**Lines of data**
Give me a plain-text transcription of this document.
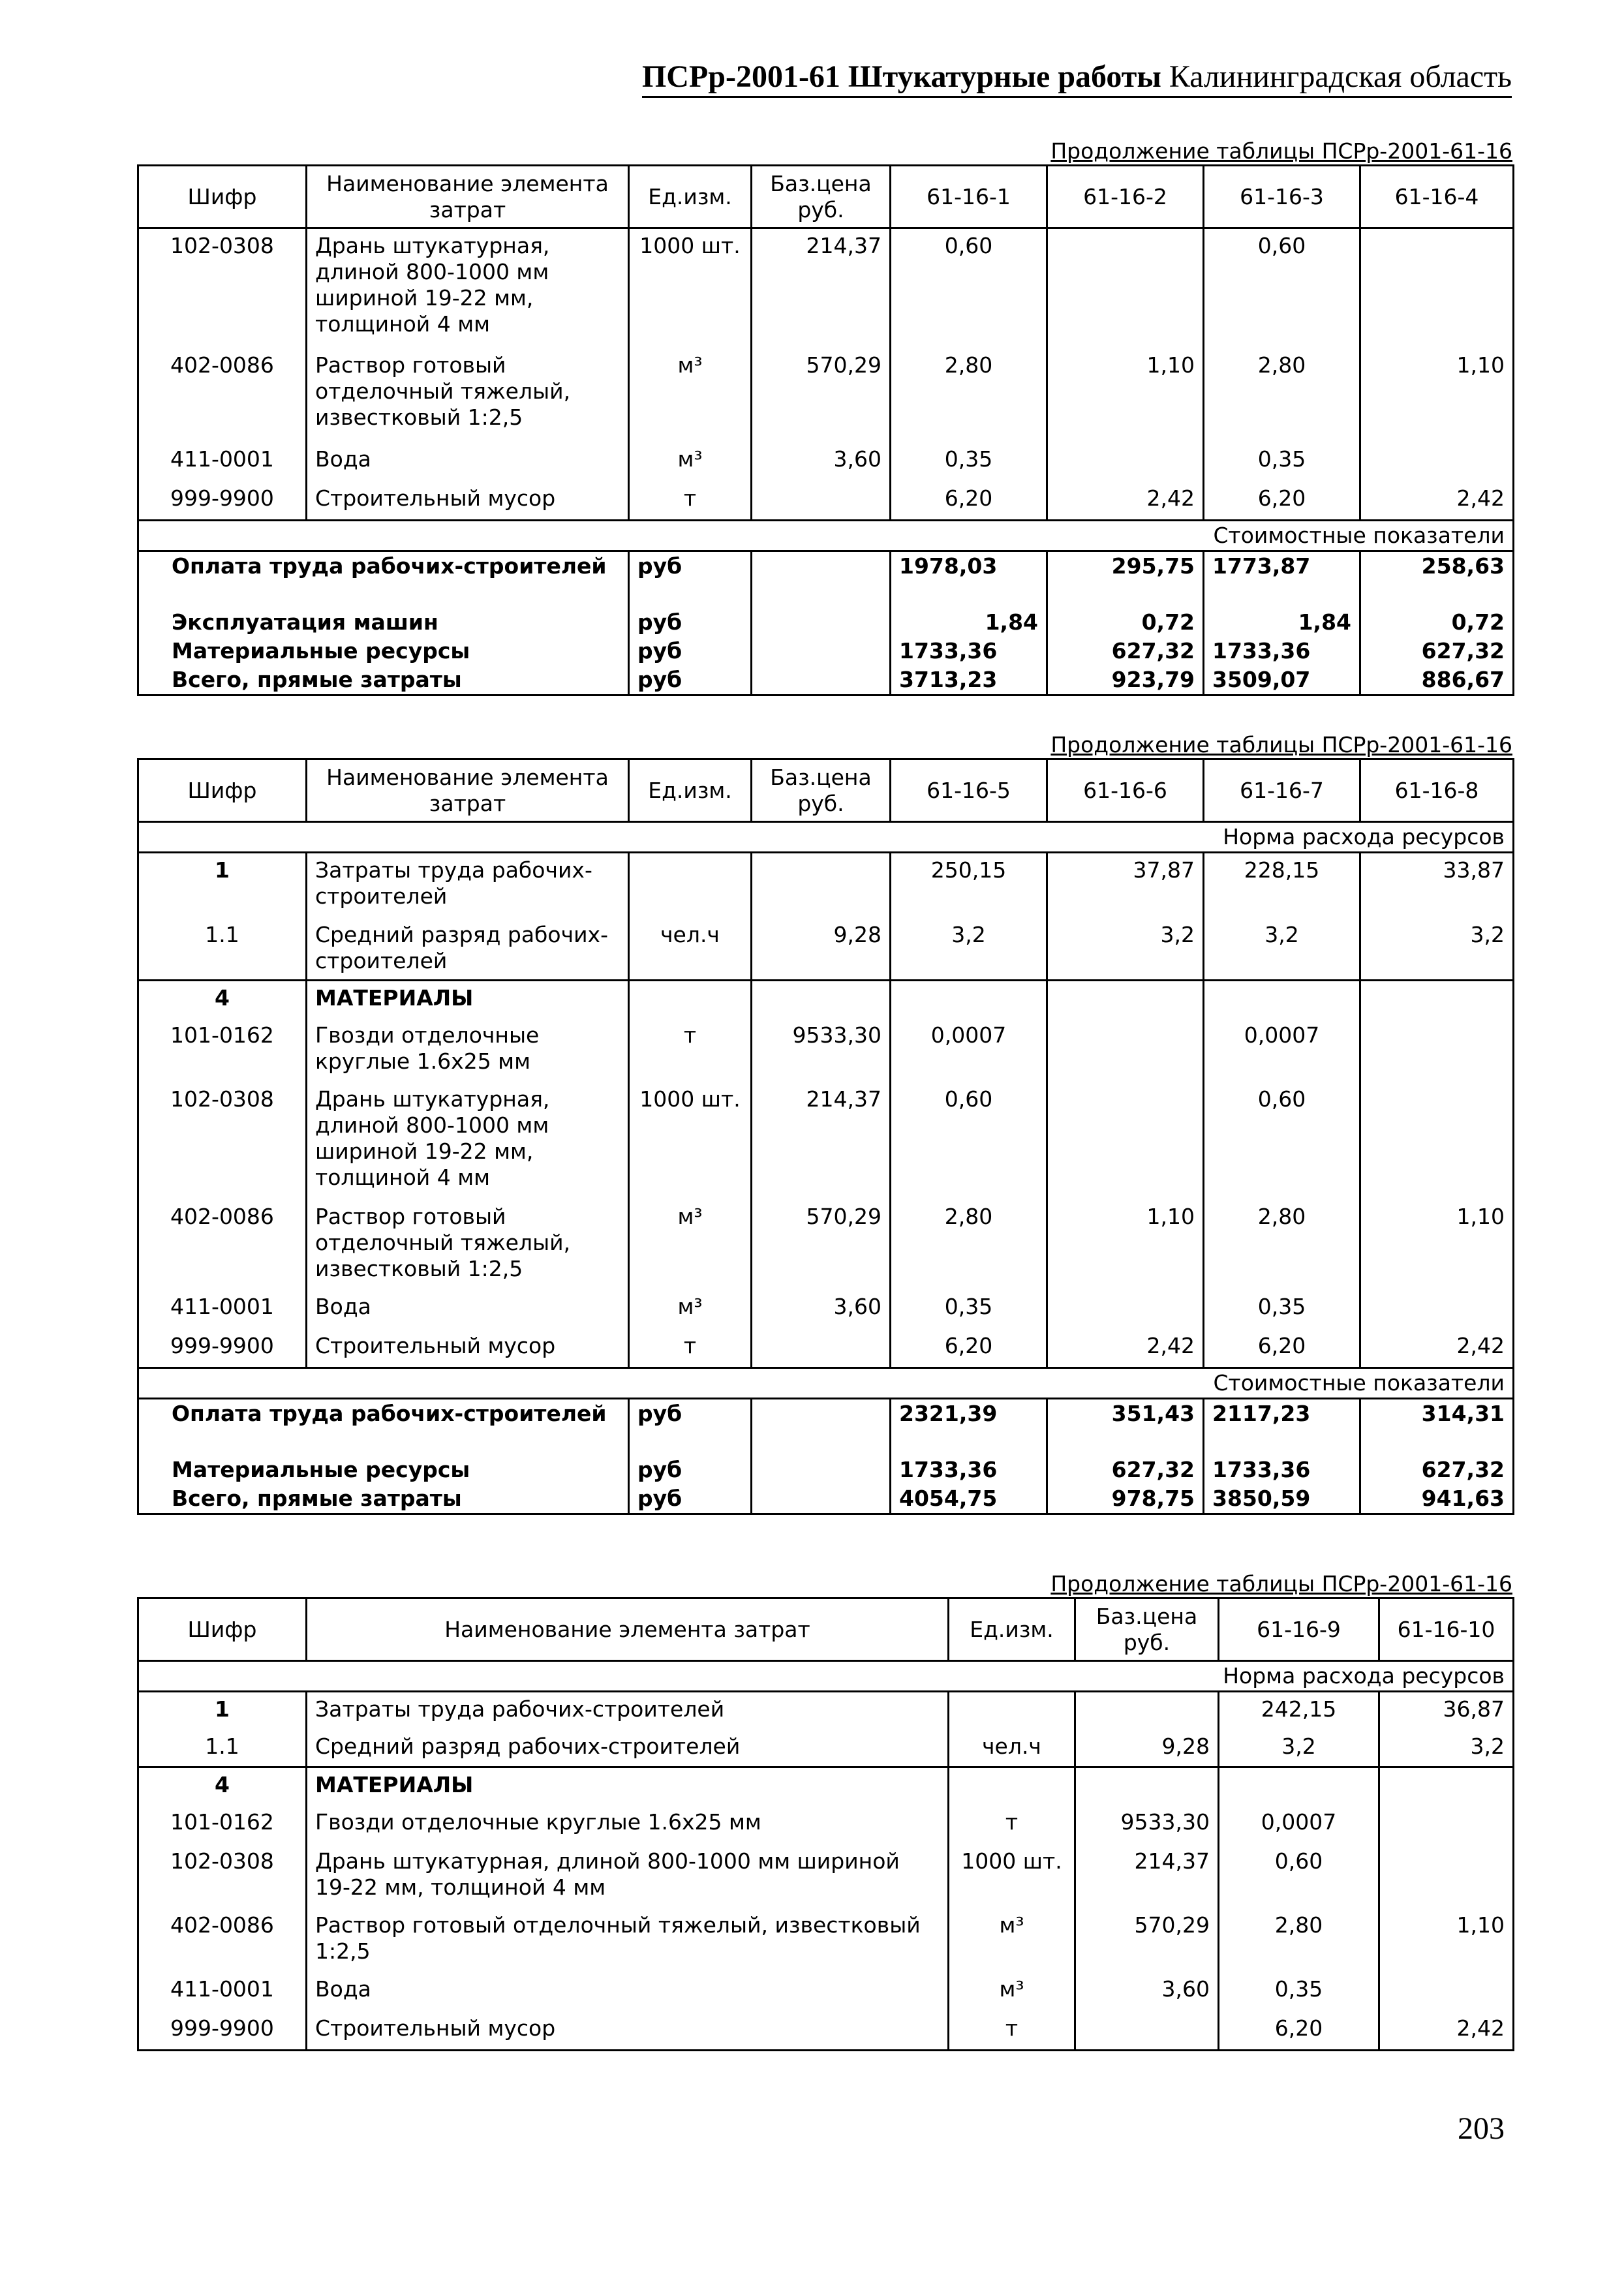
ПСРр-2001-61 Штукатурные работы Калининградская область
Продолжение таблицы ПСРр-2001-61-16
Шифр	Наименование элемента затрат	Ед.изм.	Баз.цена руб.	61-16-1	61-16-2	61-16-3	61-16-4
102-0308	Дрань штукатурная, длиной 800-1000 мм шириной 19-22 мм, толщиной 4 мм	1000 шт.	214,37	0,60		0,60	
402-0086	Раствор готовый отделочный тяжелый, известковый 1:2,5	м³	570,29	2,80	1,10	2,80	1,10
411-0001	Вода	м³	3,60	0,35		0,35	
999-9900	Строительный мусор	т		6,20	2,42	6,20	2,42
Стоимостные показатели							
Оплата труда рабочих-строителей		руб		1978,03	295,75	1773,87	258,63

Эксплуатация машин		руб		1,84	0,72	1,84	0,72
Материальные ресурсы		руб		1733,36	627,32	1733,36	627,32
Всего, прямые затраты		руб		3713,23	923,79	3509,07	886,67
Продолжение таблицы ПСРр-2001-61-16
Шифр	Наименование элемента затрат	Ед.изм.	Баз.цена руб.	61-16-5	61-16-6	61-16-7	61-16-8
Норма расхода ресурсов							
1	Затраты труда рабочих-строителей			250,15	37,87	228,15	33,87
1.1	Средний разряд рабочих-строителей	чел.ч	9,28	3,2	3,2	3,2	3,2
4	МАТЕРИАЛЫ						
101-0162	Гвозди отделочные круглые 1.6х25 мм	т	9533,30	0,0007		0,0007	
102-0308	Дрань штукатурная, длиной 800-1000 мм шириной 19-22 мм, толщиной 4 мм	1000 шт.	214,37	0,60		0,60	
402-0086	Раствор готовый отделочный тяжелый, известковый 1:2,5	м³	570,29	2,80	1,10	2,80	1,10
411-0001	Вода	м³	3,60	0,35		0,35	
999-9900	Строительный мусор	т		6,20	2,42	6,20	2,42
Стоимостные показатели							
Оплата труда рабочих-строителей		руб		2321,39	351,43	2117,23	314,31

Материальные ресурсы		руб		1733,36	627,32	1733,36	627,32
Всего, прямые затраты		руб		4054,75	978,75	3850,59	941,63
Продолжение таблицы ПСРр-2001-61-16
Шифр	Наименование элемента затрат	Ед.изм.	Баз.цена руб.	61-16-9	61-16-10
Норма расхода ресурсов					
1	Затраты труда рабочих-строителей			242,15	36,87
1.1	Средний разряд рабочих-строителей	чел.ч	9,28	3,2	3,2
4	МАТЕРИАЛЫ				
101-0162	Гвозди отделочные круглые 1.6х25 мм	т	9533,30	0,0007	
102-0308	Дрань штукатурная, длиной 800-1000 мм шириной 19-22 мм, толщиной 4 мм	1000 шт.	214,37	0,60	
402-0086	Раствор готовый отделочный тяжелый, известковый 1:2,5	м³	570,29	2,80	1,10
411-0001	Вода	м³	3,60	0,35	
999-9900	Строительный мусор	т		6,20	2,42
203
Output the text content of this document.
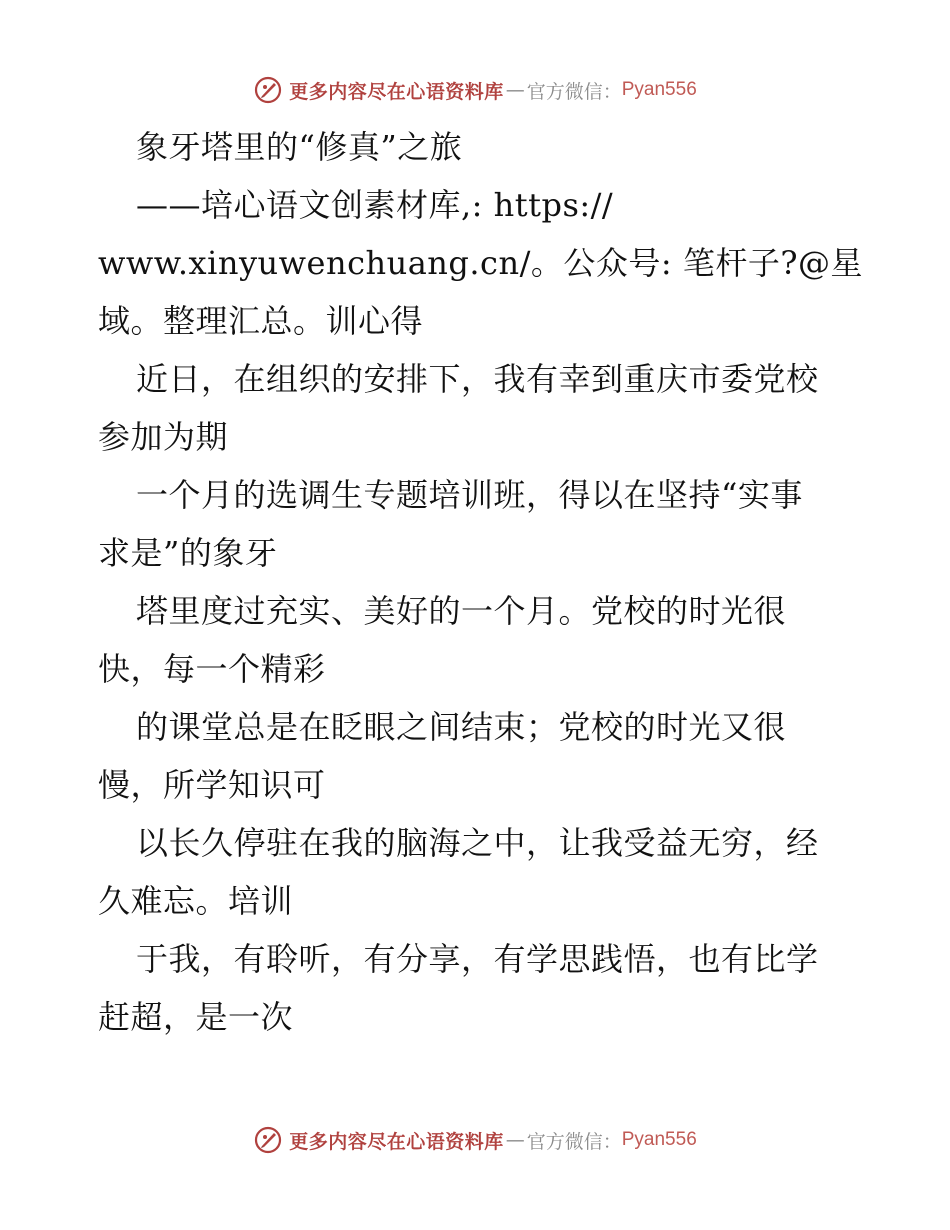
更多内容尽在心语资料库 — 官方微信： Pyan556
象牙塔里的“修真”之旅
——培心语文创素材库,: https://
www.xinyuwenchuang.cn/。公众号: 笔杆子?@星
域。整理汇总。训心得
近日，在组织的安排下，我有幸到重庆市委党校
参加为期
一个月的选调生专题培训班，得以在坚持“实事
求是”的象牙
塔里度过充实、美好的一个月。党校的时光很
快，每一个精彩
的课堂总是在眨眼之间结束；党校的时光又很
慢，所学知识可
以长久停驻在我的脑海之中，让我受益无穷，经
久难忘。培训
于我，有聆听，有分享，有学思践悟，也有比学
赶超，是一次
更多内容尽在心语资料库 — 官方微信： Pyan556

**Given task**
Take the line containing "Output the text content of this document." and every line after it up to the end of the entries, and quote them exactly. Both ends count; the pictures do not.

**The result**
Output the text content of this document.
更多内容尽在心语资料库 — 官方微信： Pyan556
象牙塔里的“修真”之旅
——培心语文创素材库,: https://
www.xinyuwenchuang.cn/。公众号: 笔杆子?@星
域。整理汇总。训心得
近日，在组织的安排下，我有幸到重庆市委党校
参加为期
一个月的选调生专题培训班，得以在坚持“实事
求是”的象牙
塔里度过充实、美好的一个月。党校的时光很
快，每一个精彩
的课堂总是在眨眼之间结束；党校的时光又很
慢，所学知识可
以长久停驻在我的脑海之中，让我受益无穷，经
久难忘。培训
于我，有聆听，有分享，有学思践悟，也有比学
赶超，是一次
更多内容尽在心语资料库 — 官方微信： Pyan556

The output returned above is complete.